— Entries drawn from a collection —
--------------------------------

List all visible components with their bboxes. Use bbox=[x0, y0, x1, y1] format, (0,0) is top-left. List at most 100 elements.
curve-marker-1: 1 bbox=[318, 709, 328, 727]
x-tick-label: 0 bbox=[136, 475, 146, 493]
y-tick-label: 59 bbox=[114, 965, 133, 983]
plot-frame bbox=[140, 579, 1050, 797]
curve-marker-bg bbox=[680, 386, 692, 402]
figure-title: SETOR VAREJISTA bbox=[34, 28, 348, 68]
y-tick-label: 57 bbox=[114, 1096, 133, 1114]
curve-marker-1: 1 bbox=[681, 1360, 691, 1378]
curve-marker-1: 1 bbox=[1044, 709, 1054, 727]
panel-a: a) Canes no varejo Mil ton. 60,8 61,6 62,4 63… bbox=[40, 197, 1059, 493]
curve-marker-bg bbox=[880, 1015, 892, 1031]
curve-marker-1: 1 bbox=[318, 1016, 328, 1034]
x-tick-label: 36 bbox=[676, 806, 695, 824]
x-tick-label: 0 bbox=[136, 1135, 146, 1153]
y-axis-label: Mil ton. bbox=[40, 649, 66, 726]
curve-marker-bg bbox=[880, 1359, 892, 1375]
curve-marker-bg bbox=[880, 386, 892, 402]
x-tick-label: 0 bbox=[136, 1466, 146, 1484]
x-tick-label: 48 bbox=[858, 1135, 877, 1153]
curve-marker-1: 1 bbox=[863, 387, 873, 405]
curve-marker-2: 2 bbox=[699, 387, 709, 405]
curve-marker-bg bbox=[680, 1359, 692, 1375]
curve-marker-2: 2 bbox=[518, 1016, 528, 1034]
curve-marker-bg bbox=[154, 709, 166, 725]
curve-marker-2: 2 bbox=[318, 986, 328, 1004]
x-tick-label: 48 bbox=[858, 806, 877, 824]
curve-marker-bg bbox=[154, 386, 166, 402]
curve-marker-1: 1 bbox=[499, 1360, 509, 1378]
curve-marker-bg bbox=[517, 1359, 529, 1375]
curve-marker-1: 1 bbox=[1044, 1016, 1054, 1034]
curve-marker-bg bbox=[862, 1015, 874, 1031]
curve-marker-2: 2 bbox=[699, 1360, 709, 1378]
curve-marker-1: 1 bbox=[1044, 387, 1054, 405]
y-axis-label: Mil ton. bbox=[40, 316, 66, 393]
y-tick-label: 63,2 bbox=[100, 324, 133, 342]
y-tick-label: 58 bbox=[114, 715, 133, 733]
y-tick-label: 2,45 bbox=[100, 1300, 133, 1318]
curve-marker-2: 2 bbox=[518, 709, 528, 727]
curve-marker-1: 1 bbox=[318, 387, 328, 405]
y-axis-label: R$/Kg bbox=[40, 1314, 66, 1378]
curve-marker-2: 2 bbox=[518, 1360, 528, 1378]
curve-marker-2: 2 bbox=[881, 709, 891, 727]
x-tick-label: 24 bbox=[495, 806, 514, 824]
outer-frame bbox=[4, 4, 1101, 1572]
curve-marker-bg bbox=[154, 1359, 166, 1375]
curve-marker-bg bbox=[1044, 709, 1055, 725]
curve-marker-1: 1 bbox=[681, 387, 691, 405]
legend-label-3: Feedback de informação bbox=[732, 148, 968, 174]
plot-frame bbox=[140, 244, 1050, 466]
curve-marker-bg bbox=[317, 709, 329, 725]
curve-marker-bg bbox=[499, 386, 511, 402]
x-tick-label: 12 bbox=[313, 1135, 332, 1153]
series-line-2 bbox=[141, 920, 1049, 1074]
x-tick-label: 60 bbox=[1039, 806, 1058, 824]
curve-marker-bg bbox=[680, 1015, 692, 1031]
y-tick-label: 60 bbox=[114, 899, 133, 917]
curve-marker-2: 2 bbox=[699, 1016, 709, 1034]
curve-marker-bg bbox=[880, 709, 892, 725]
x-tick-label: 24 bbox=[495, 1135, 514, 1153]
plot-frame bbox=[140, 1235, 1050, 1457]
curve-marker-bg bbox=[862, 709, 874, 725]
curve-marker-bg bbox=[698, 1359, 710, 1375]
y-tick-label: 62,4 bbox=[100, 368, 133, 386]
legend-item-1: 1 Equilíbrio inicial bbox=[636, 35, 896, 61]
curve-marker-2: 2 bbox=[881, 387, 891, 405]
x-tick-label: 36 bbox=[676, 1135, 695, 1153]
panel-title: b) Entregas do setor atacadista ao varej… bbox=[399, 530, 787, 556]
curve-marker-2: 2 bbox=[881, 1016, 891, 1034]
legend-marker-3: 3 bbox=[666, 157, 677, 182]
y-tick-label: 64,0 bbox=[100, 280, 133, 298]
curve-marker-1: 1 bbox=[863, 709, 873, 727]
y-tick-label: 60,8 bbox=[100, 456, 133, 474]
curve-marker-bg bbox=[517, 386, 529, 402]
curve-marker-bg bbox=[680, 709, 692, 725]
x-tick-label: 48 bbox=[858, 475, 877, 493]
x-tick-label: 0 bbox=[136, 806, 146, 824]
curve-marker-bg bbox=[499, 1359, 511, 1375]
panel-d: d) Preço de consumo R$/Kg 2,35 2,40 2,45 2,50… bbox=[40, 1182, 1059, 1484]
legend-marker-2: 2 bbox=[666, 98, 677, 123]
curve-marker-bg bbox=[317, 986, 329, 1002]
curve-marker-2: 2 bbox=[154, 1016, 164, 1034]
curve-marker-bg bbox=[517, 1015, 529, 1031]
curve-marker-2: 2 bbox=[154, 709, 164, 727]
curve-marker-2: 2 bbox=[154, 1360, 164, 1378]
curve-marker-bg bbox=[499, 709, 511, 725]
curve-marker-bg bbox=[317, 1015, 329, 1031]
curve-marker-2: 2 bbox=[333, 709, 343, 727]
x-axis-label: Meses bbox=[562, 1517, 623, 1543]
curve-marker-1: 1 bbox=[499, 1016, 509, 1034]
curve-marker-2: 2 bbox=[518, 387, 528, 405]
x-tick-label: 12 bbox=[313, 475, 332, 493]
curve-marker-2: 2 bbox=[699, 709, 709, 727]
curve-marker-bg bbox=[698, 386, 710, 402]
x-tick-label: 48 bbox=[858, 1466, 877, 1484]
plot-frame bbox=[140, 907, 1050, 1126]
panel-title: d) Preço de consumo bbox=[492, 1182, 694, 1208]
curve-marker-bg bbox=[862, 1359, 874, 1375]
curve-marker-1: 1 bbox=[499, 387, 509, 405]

--------------------------------

— Work to be completed —
Please copy every line of the data above, character for character, with nothing changed.

— Exercise result —
List all visible components with their bboxes. Use bbox=[x0, y0, x1, y1] format, (0,0) is top-left. List at most 100 elements.
curve-marker-1: 1 bbox=[318, 709, 328, 727]
x-tick-label: 0 bbox=[136, 475, 146, 493]
y-tick-label: 59 bbox=[114, 965, 133, 983]
plot-frame bbox=[140, 579, 1050, 797]
curve-marker-bg bbox=[680, 386, 692, 402]
figure-title: SETOR VAREJISTA bbox=[34, 28, 348, 68]
y-tick-label: 57 bbox=[114, 1096, 133, 1114]
curve-marker-1: 1 bbox=[681, 1360, 691, 1378]
curve-marker-1: 1 bbox=[1044, 709, 1054, 727]
panel-a: a) Canes no varejo Mil ton. 60,8 61,6 62,4 63… bbox=[40, 197, 1059, 493]
curve-marker-bg bbox=[880, 1015, 892, 1031]
curve-marker-1: 1 bbox=[318, 1016, 328, 1034]
x-tick-label: 36 bbox=[676, 806, 695, 824]
x-tick-label: 0 bbox=[136, 1135, 146, 1153]
y-axis-label: Mil ton. bbox=[40, 649, 66, 726]
curve-marker-bg bbox=[880, 1359, 892, 1375]
curve-marker-bg bbox=[880, 386, 892, 402]
x-tick-label: 0 bbox=[136, 1466, 146, 1484]
x-tick-label: 48 bbox=[858, 1135, 877, 1153]
curve-marker-1: 1 bbox=[863, 387, 873, 405]
curve-marker-2: 2 bbox=[699, 387, 709, 405]
curve-marker-bg bbox=[680, 1359, 692, 1375]
curve-marker-2: 2 bbox=[518, 1016, 528, 1034]
curve-marker-bg bbox=[154, 709, 166, 725]
curve-marker-2: 2 bbox=[318, 986, 328, 1004]
x-tick-label: 48 bbox=[858, 806, 877, 824]
curve-marker-bg bbox=[154, 386, 166, 402]
curve-marker-1: 1 bbox=[499, 1360, 509, 1378]
curve-marker-bg bbox=[517, 1359, 529, 1375]
curve-marker-1: 1 bbox=[1044, 1016, 1054, 1034]
curve-marker-bg bbox=[862, 1015, 874, 1031]
curve-marker-2: 2 bbox=[699, 1360, 709, 1378]
curve-marker-1: 1 bbox=[1044, 387, 1054, 405]
y-axis-label: Mil ton. bbox=[40, 316, 66, 393]
y-tick-label: 63,2 bbox=[100, 324, 133, 342]
y-tick-label: 58 bbox=[114, 715, 133, 733]
y-tick-label: 2,45 bbox=[100, 1300, 133, 1318]
curve-marker-2: 2 bbox=[518, 709, 528, 727]
curve-marker-1: 1 bbox=[318, 387, 328, 405]
y-axis-label: R$/Kg bbox=[40, 1314, 66, 1378]
curve-marker-2: 2 bbox=[518, 1360, 528, 1378]
curve-marker-2: 2 bbox=[881, 709, 891, 727]
x-tick-label: 24 bbox=[495, 806, 514, 824]
outer-frame bbox=[4, 4, 1101, 1572]
curve-marker-bg bbox=[154, 1359, 166, 1375]
curve-marker-bg bbox=[1044, 709, 1055, 725]
curve-marker-1: 1 bbox=[681, 387, 691, 405]
legend-label-3: Feedback de informação bbox=[732, 148, 968, 174]
plot-frame bbox=[140, 244, 1050, 466]
curve-marker-bg bbox=[317, 709, 329, 725]
curve-marker-bg bbox=[499, 386, 511, 402]
x-tick-label: 12 bbox=[313, 1135, 332, 1153]
series-line-2 bbox=[141, 920, 1049, 1074]
x-tick-label: 60 bbox=[1039, 806, 1058, 824]
curve-marker-bg bbox=[680, 1015, 692, 1031]
y-tick-label: 60 bbox=[114, 899, 133, 917]
curve-marker-2: 2 bbox=[699, 1016, 709, 1034]
curve-marker-bg bbox=[880, 709, 892, 725]
x-tick-label: 24 bbox=[495, 1135, 514, 1153]
plot-frame bbox=[140, 1235, 1050, 1457]
curve-marker-bg bbox=[862, 709, 874, 725]
curve-marker-bg bbox=[698, 1359, 710, 1375]
y-tick-label: 62,4 bbox=[100, 368, 133, 386]
legend-item-1: 1 Equilíbrio inicial bbox=[636, 35, 896, 61]
curve-marker-2: 2 bbox=[881, 387, 891, 405]
x-tick-label: 36 bbox=[676, 1135, 695, 1153]
panel-title: b) Entregas do setor atacadista ao varej… bbox=[399, 530, 787, 556]
curve-marker-2: 2 bbox=[881, 1016, 891, 1034]
legend-marker-3: 3 bbox=[666, 157, 677, 182]
y-tick-label: 64,0 bbox=[100, 280, 133, 298]
curve-marker-1: 1 bbox=[863, 709, 873, 727]
y-tick-label: 60,8 bbox=[100, 456, 133, 474]
curve-marker-bg bbox=[517, 386, 529, 402]
curve-marker-bg bbox=[680, 709, 692, 725]
x-tick-label: 48 bbox=[858, 475, 877, 493]
x-tick-label: 0 bbox=[136, 806, 146, 824]
curve-marker-bg bbox=[499, 1359, 511, 1375]
panel-d: d) Preço de consumo R$/Kg 2,35 2,40 2,45 2,50… bbox=[40, 1182, 1059, 1484]
legend-marker-2: 2 bbox=[666, 98, 677, 123]
curve-marker-bg bbox=[317, 986, 329, 1002]
curve-marker-2: 2 bbox=[154, 1016, 164, 1034]
curve-marker-bg bbox=[517, 1015, 529, 1031]
curve-marker-2: 2 bbox=[154, 709, 164, 727]
curve-marker-2: 2 bbox=[154, 1360, 164, 1378]
curve-marker-bg bbox=[499, 709, 511, 725]
curve-marker-bg bbox=[317, 1015, 329, 1031]
curve-marker-2: 2 bbox=[333, 709, 343, 727]
x-axis-label: Meses bbox=[562, 1517, 623, 1543]
curve-marker-1: 1 bbox=[499, 1016, 509, 1034]
curve-marker-2: 2 bbox=[518, 387, 528, 405]
x-tick-label: 12 bbox=[313, 475, 332, 493]
curve-marker-2: 2 bbox=[699, 709, 709, 727]
curve-marker-bg bbox=[698, 386, 710, 402]
x-tick-label: 48 bbox=[858, 1466, 877, 1484]
plot-frame bbox=[140, 907, 1050, 1126]
panel-title: d) Preço de consumo bbox=[492, 1182, 694, 1208]
curve-marker-bg bbox=[862, 1359, 874, 1375]
curve-marker-1: 1 bbox=[499, 387, 509, 405]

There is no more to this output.